* [WHAT YOU HAVE TO DO]:
Print out the entries below with no edits.
++++ SUPPLIED MATERIAL ++++
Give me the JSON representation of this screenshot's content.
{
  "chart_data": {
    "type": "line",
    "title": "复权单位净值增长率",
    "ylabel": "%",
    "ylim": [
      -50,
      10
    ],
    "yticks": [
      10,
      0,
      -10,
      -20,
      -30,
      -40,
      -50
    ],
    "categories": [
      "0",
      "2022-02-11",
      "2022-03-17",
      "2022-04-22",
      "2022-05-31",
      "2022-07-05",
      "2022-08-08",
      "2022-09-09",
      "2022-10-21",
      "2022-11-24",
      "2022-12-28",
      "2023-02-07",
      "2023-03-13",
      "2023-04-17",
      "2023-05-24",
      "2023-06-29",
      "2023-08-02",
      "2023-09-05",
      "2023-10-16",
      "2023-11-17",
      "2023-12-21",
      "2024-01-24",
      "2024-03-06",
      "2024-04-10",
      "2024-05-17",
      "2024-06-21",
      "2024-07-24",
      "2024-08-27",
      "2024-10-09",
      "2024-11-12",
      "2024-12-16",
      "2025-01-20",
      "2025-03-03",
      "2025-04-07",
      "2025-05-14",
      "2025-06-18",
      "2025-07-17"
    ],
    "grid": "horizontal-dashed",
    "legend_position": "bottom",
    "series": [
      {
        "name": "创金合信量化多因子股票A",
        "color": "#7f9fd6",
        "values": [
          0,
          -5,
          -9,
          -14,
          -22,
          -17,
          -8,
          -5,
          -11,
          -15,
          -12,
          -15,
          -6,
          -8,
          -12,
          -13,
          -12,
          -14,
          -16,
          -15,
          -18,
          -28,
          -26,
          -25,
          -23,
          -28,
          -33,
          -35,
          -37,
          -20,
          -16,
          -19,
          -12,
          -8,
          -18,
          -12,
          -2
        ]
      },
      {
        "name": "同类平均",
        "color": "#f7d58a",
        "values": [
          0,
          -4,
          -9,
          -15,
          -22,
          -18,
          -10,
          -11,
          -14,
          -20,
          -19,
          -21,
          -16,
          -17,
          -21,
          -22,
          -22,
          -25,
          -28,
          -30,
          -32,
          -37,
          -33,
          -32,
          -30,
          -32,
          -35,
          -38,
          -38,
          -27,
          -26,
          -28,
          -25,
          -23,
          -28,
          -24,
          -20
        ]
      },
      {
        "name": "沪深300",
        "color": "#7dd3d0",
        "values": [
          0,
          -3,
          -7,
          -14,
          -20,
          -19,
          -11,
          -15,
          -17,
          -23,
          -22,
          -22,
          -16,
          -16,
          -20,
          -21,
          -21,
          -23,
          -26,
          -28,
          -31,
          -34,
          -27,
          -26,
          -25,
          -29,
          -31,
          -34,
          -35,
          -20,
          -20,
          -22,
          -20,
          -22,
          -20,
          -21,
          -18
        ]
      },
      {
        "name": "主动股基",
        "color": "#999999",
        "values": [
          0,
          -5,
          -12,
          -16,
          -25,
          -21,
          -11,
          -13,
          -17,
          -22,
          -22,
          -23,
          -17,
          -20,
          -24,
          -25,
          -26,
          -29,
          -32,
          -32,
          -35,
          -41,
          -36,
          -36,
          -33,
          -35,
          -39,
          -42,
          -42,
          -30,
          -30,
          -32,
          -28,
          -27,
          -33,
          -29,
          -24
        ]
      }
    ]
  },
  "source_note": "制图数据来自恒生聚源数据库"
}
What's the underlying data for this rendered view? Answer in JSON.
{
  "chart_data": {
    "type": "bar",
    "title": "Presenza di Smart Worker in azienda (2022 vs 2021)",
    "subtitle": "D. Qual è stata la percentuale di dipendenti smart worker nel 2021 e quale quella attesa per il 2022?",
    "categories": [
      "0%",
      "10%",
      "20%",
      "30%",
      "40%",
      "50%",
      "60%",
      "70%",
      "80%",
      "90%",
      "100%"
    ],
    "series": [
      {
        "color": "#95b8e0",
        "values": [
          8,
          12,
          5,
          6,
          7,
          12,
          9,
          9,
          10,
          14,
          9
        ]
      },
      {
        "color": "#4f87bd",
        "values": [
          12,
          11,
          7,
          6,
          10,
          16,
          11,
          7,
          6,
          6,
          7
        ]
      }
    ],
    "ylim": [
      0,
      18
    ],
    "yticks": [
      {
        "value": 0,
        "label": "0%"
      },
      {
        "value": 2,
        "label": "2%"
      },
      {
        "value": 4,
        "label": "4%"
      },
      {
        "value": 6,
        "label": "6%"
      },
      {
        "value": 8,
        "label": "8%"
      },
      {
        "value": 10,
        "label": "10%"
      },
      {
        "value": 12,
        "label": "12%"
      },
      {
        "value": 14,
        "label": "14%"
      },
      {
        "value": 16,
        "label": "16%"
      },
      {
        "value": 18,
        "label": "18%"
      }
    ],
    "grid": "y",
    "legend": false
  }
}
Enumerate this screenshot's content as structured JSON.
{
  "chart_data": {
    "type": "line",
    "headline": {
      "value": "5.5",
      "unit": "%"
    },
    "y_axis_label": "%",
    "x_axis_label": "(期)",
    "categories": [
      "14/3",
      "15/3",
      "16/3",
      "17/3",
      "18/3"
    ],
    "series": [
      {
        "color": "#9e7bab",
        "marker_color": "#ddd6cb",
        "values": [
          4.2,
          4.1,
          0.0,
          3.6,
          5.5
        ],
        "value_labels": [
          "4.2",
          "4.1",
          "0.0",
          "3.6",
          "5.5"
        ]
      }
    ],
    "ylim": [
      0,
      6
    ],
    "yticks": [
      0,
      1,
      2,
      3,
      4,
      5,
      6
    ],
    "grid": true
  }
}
++++
* [EXPECTED OUTPUT]:
Give me the JSON representation of this screenshot's content.
{
  "chart_data": {
    "type": "line",
    "title": "复权单位净值增长率",
    "ylabel": "%",
    "ylim": [
      -50,
      10
    ],
    "yticks": [
      10,
      0,
      -10,
      -20,
      -30,
      -40,
      -50
    ],
    "categories": [
      "0",
      "2022-02-11",
      "2022-03-17",
      "2022-04-22",
      "2022-05-31",
      "2022-07-05",
      "2022-08-08",
      "2022-09-09",
      "2022-10-21",
      "2022-11-24",
      "2022-12-28",
      "2023-02-07",
      "2023-03-13",
      "2023-04-17",
      "2023-05-24",
      "2023-06-29",
      "2023-08-02",
      "2023-09-05",
      "2023-10-16",
      "2023-11-17",
      "2023-12-21",
      "2024-01-24",
      "2024-03-06",
      "2024-04-10",
      "2024-05-17",
      "2024-06-21",
      "2024-07-24",
      "2024-08-27",
      "2024-10-09",
      "2024-11-12",
      "2024-12-16",
      "2025-01-20",
      "2025-03-03",
      "2025-04-07",
      "2025-05-14",
      "2025-06-18",
      "2025-07-17"
    ],
    "grid": "horizontal-dashed",
    "legend_position": "bottom",
    "series": [
      {
        "name": "创金合信量化多因子股票A",
        "color": "#7f9fd6",
        "values": [
          0,
          -5,
          -9,
          -14,
          -22,
          -17,
          -8,
          -5,
          -11,
          -15,
          -12,
          -15,
          -6,
          -8,
          -12,
          -13,
          -12,
          -14,
          -16,
          -15,
          -18,
          -28,
          -26,
          -25,
          -23,
          -28,
          -33,
          -35,
          -37,
          -20,
          -16,
          -19,
          -12,
          -8,
          -18,
          -12,
          -2
        ]
      },
      {
        "name": "同类平均",
        "color": "#f7d58a",
        "values": [
          0,
          -4,
          -9,
          -15,
          -22,
          -18,
          -10,
          -11,
          -14,
          -20,
          -19,
          -21,
          -16,
          -17,
          -21,
          -22,
          -22,
          -25,
          -28,
          -30,
          -32,
          -37,
          -33,
          -32,
          -30,
          -32,
          -35,
          -38,
          -38,
          -27,
          -26,
          -28,
          -25,
          -23,
          -28,
          -24,
          -20
        ]
      },
      {
        "name": "沪深300",
        "color": "#7dd3d0",
        "values": [
          0,
          -3,
          -7,
          -14,
          -20,
          -19,
          -11,
          -15,
          -17,
          -23,
          -22,
          -22,
          -16,
          -16,
          -20,
          -21,
          -21,
          -23,
          -26,
          -28,
          -31,
          -34,
          -27,
          -26,
          -25,
          -29,
          -31,
          -34,
          -35,
          -20,
          -20,
          -22,
          -20,
          -22,
          -20,
          -21,
          -18
        ]
      },
      {
        "name": "主动股基",
        "color": "#999999",
        "values": [
          0,
          -5,
          -12,
          -16,
          -25,
          -21,
          -11,
          -13,
          -17,
          -22,
          -22,
          -23,
          -17,
          -20,
          -24,
          -25,
          -26,
          -29,
          -32,
          -32,
          -35,
          -41,
          -36,
          -36,
          -33,
          -35,
          -39,
          -42,
          -42,
          -30,
          -30,
          -32,
          -28,
          -27,
          -33,
          -29,
          -24
        ]
      }
    ]
  },
  "source_note": "制图数据来自恒生聚源数据库"
}
What's the underlying data for this rendered view? Answer in JSON.
{
  "chart_data": {
    "type": "bar",
    "title": "Presenza di Smart Worker in azienda (2022 vs 2021)",
    "subtitle": "D. Qual è stata la percentuale di dipendenti smart worker nel 2021 e quale quella attesa per il 2022?",
    "categories": [
      "0%",
      "10%",
      "20%",
      "30%",
      "40%",
      "50%",
      "60%",
      "70%",
      "80%",
      "90%",
      "100%"
    ],
    "series": [
      {
        "color": "#95b8e0",
        "values": [
          8,
          12,
          5,
          6,
          7,
          12,
          9,
          9,
          10,
          14,
          9
        ]
      },
      {
        "color": "#4f87bd",
        "values": [
          12,
          11,
          7,
          6,
          10,
          16,
          11,
          7,
          6,
          6,
          7
        ]
      }
    ],
    "ylim": [
      0,
      18
    ],
    "yticks": [
      {
        "value": 0,
        "label": "0%"
      },
      {
        "value": 2,
        "label": "2%"
      },
      {
        "value": 4,
        "label": "4%"
      },
      {
        "value": 6,
        "label": "6%"
      },
      {
        "value": 8,
        "label": "8%"
      },
      {
        "value": 10,
        "label": "10%"
      },
      {
        "value": 12,
        "label": "12%"
      },
      {
        "value": 14,
        "label": "14%"
      },
      {
        "value": 16,
        "label": "16%"
      },
      {
        "value": 18,
        "label": "18%"
      }
    ],
    "grid": "y",
    "legend": false
  }
}
Enumerate this screenshot's content as structured JSON.
{
  "chart_data": {
    "type": "line",
    "headline": {
      "value": "5.5",
      "unit": "%"
    },
    "y_axis_label": "%",
    "x_axis_label": "(期)",
    "categories": [
      "14/3",
      "15/3",
      "16/3",
      "17/3",
      "18/3"
    ],
    "series": [
      {
        "color": "#9e7bab",
        "marker_color": "#ddd6cb",
        "values": [
          4.2,
          4.1,
          0.0,
          3.6,
          5.5
        ],
        "value_labels": [
          "4.2",
          "4.1",
          "0.0",
          "3.6",
          "5.5"
        ]
      }
    ],
    "ylim": [
      0,
      6
    ],
    "yticks": [
      0,
      1,
      2,
      3,
      4,
      5,
      6
    ],
    "grid": true
  }
}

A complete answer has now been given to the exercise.